EXERCISE DETAILS: Reproduce each line of the listing exactly.

Dataset items:

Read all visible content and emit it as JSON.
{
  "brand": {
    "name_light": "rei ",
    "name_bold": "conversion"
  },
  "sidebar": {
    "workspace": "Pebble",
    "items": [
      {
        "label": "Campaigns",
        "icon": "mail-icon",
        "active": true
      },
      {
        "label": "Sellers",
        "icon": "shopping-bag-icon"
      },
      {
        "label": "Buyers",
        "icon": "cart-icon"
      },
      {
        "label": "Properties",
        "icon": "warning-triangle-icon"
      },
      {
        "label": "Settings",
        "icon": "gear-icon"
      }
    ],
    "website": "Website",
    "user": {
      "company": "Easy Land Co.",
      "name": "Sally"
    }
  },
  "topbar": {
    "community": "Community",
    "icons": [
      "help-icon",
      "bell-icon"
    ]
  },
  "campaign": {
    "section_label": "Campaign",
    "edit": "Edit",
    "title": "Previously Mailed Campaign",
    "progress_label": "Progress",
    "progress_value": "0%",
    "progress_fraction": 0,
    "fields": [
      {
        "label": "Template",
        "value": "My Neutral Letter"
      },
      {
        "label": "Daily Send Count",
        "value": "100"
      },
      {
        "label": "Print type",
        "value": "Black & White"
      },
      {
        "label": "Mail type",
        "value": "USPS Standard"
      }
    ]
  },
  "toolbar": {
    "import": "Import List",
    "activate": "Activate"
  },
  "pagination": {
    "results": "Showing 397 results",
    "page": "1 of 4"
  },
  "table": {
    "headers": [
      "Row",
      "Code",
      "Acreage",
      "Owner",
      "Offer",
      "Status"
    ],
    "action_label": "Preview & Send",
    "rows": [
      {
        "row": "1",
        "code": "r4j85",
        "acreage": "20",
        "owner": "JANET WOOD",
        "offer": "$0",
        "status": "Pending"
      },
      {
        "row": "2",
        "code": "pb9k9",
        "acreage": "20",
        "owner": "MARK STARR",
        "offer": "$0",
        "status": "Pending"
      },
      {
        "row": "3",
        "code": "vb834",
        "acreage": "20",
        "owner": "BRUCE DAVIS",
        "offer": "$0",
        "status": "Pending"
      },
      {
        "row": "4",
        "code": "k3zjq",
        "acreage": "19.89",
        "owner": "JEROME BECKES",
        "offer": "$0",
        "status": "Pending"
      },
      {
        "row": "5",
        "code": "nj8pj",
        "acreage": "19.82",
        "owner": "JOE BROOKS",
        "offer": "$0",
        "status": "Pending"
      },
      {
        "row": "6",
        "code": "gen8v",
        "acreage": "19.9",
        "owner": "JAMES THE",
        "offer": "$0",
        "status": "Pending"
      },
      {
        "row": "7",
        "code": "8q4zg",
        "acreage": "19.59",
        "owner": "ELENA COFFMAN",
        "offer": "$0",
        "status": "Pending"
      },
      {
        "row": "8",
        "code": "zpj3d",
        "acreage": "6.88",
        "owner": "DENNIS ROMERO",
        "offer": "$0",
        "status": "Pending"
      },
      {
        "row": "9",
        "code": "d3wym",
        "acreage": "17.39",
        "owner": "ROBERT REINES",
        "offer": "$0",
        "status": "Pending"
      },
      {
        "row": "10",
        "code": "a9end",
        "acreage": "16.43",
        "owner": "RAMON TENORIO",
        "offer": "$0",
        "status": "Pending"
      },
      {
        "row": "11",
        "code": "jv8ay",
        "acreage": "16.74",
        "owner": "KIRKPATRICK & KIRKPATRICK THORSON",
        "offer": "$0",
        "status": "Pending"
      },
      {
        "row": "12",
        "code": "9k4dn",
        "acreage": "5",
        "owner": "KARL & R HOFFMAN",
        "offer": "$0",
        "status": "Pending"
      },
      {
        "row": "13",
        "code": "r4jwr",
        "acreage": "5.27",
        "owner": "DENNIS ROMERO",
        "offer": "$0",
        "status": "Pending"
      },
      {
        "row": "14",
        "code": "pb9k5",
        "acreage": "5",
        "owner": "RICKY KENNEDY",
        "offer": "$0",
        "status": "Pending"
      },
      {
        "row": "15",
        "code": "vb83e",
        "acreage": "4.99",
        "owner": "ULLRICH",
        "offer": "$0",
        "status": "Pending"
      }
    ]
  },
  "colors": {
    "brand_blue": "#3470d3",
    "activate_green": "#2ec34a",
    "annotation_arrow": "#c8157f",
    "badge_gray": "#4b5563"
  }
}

TASK RESPONSE:
Read all visible content and emit it as JSON.
{
  "brand": {
    "name_light": "rei ",
    "name_bold": "conversion"
  },
  "sidebar": {
    "workspace": "Pebble",
    "items": [
      {
        "label": "Campaigns",
        "icon": "mail-icon",
        "active": true
      },
      {
        "label": "Sellers",
        "icon": "shopping-bag-icon"
      },
      {
        "label": "Buyers",
        "icon": "cart-icon"
      },
      {
        "label": "Properties",
        "icon": "warning-triangle-icon"
      },
      {
        "label": "Settings",
        "icon": "gear-icon"
      }
    ],
    "website": "Website",
    "user": {
      "company": "Easy Land Co.",
      "name": "Sally"
    }
  },
  "topbar": {
    "community": "Community",
    "icons": [
      "help-icon",
      "bell-icon"
    ]
  },
  "campaign": {
    "section_label": "Campaign",
    "edit": "Edit",
    "title": "Previously Mailed Campaign",
    "progress_label": "Progress",
    "progress_value": "0%",
    "progress_fraction": 0,
    "fields": [
      {
        "label": "Template",
        "value": "My Neutral Letter"
      },
      {
        "label": "Daily Send Count",
        "value": "100"
      },
      {
        "label": "Print type",
        "value": "Black & White"
      },
      {
        "label": "Mail type",
        "value": "USPS Standard"
      }
    ]
  },
  "toolbar": {
    "import": "Import List",
    "activate": "Activate"
  },
  "pagination": {
    "results": "Showing 397 results",
    "page": "1 of 4"
  },
  "table": {
    "headers": [
      "Row",
      "Code",
      "Acreage",
      "Owner",
      "Offer",
      "Status"
    ],
    "action_label": "Preview & Send",
    "rows": [
      {
        "row": "1",
        "code": "r4j85",
        "acreage": "20",
        "owner": "JANET WOOD",
        "offer": "$0",
        "status": "Pending"
      },
      {
        "row": "2",
        "code": "pb9k9",
        "acreage": "20",
        "owner": "MARK STARR",
        "offer": "$0",
        "status": "Pending"
      },
      {
        "row": "3",
        "code": "vb834",
        "acreage": "20",
        "owner": "BRUCE DAVIS",
        "offer": "$0",
        "status": "Pending"
      },
      {
        "row": "4",
        "code": "k3zjq",
        "acreage": "19.89",
        "owner": "JEROME BECKES",
        "offer": "$0",
        "status": "Pending"
      },
      {
        "row": "5",
        "code": "nj8pj",
        "acreage": "19.82",
        "owner": "JOE BROOKS",
        "offer": "$0",
        "status": "Pending"
      },
      {
        "row": "6",
        "code": "gen8v",
        "acreage": "19.9",
        "owner": "JAMES THE",
        "offer": "$0",
        "status": "Pending"
      },
      {
        "row": "7",
        "code": "8q4zg",
        "acreage": "19.59",
        "owner": "ELENA COFFMAN",
        "offer": "$0",
        "status": "Pending"
      },
      {
        "row": "8",
        "code": "zpj3d",
        "acreage": "6.88",
        "owner": "DENNIS ROMERO",
        "offer": "$0",
        "status": "Pending"
      },
      {
        "row": "9",
        "code": "d3wym",
        "acreage": "17.39",
        "owner": "ROBERT REINES",
        "offer": "$0",
        "status": "Pending"
      },
      {
        "row": "10",
        "code": "a9end",
        "acreage": "16.43",
        "owner": "RAMON TENORIO",
        "offer": "$0",
        "status": "Pending"
      },
      {
        "row": "11",
        "code": "jv8ay",
        "acreage": "16.74",
        "owner": "KIRKPATRICK & KIRKPATRICK THORSON",
        "offer": "$0",
        "status": "Pending"
      },
      {
        "row": "12",
        "code": "9k4dn",
        "acreage": "5",
        "owner": "KARL & R HOFFMAN",
        "offer": "$0",
        "status": "Pending"
      },
      {
        "row": "13",
        "code": "r4jwr",
        "acreage": "5.27",
        "owner": "DENNIS ROMERO",
        "offer": "$0",
        "status": "Pending"
      },
      {
        "row": "14",
        "code": "pb9k5",
        "acreage": "5",
        "owner": "RICKY KENNEDY",
        "offer": "$0",
        "status": "Pending"
      },
      {
        "row": "15",
        "code": "vb83e",
        "acreage": "4.99",
        "owner": "ULLRICH",
        "offer": "$0",
        "status": "Pending"
      }
    ]
  },
  "colors": {
    "brand_blue": "#3470d3",
    "activate_green": "#2ec34a",
    "annotation_arrow": "#c8157f",
    "badge_gray": "#4b5563"
  }
}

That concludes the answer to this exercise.